> **Problem details**
In full and without alteration, give the listing again.

> **Data listing**
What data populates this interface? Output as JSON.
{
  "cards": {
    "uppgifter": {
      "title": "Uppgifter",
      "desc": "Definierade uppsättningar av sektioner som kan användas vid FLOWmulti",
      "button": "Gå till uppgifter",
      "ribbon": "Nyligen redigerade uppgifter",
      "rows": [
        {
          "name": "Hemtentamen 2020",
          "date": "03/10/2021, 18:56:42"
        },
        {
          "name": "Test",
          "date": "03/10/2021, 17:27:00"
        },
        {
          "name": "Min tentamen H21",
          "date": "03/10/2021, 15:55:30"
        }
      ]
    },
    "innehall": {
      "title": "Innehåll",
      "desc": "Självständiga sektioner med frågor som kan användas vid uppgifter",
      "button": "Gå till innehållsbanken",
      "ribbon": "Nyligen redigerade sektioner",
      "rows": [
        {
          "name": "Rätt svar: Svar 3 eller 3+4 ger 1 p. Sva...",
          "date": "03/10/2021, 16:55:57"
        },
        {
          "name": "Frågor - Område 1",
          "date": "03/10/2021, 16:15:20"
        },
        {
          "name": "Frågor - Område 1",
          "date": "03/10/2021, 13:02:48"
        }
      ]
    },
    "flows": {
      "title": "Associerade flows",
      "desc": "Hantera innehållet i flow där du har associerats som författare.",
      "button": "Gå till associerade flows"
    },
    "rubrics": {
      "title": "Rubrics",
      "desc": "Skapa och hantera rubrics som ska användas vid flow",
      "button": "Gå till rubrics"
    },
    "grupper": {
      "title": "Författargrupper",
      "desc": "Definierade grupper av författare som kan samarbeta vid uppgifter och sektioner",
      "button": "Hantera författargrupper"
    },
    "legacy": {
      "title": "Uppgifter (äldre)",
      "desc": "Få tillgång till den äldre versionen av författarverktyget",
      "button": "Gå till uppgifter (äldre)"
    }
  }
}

> **Answer to the task**
What data populates this interface? Output as JSON.
{
  "cards": {
    "uppgifter": {
      "title": "Uppgifter",
      "desc": "Definierade uppsättningar av sektioner som kan användas vid FLOWmulti",
      "button": "Gå till uppgifter",
      "ribbon": "Nyligen redigerade uppgifter",
      "rows": [
        {
          "name": "Hemtentamen 2020",
          "date": "03/10/2021, 18:56:42"
        },
        {
          "name": "Test",
          "date": "03/10/2021, 17:27:00"
        },
        {
          "name": "Min tentamen H21",
          "date": "03/10/2021, 15:55:30"
        }
      ]
    },
    "innehall": {
      "title": "Innehåll",
      "desc": "Självständiga sektioner med frågor som kan användas vid uppgifter",
      "button": "Gå till innehållsbanken",
      "ribbon": "Nyligen redigerade sektioner",
      "rows": [
        {
          "name": "Rätt svar: Svar 3 eller 3+4 ger 1 p. Sva...",
          "date": "03/10/2021, 16:55:57"
        },
        {
          "name": "Frågor - Område 1",
          "date": "03/10/2021, 16:15:20"
        },
        {
          "name": "Frågor - Område 1",
          "date": "03/10/2021, 13:02:48"
        }
      ]
    },
    "flows": {
      "title": "Associerade flows",
      "desc": "Hantera innehållet i flow där du har associerats som författare.",
      "button": "Gå till associerade flows"
    },
    "rubrics": {
      "title": "Rubrics",
      "desc": "Skapa och hantera rubrics som ska användas vid flow",
      "button": "Gå till rubrics"
    },
    "grupper": {
      "title": "Författargrupper",
      "desc": "Definierade grupper av författare som kan samarbeta vid uppgifter och sektioner",
      "button": "Hantera författargrupper"
    },
    "legacy": {
      "title": "Uppgifter (äldre)",
      "desc": "Få tillgång till den äldre versionen av författarverktyget",
      "button": "Gå till uppgifter (äldre)"
    }
  }
}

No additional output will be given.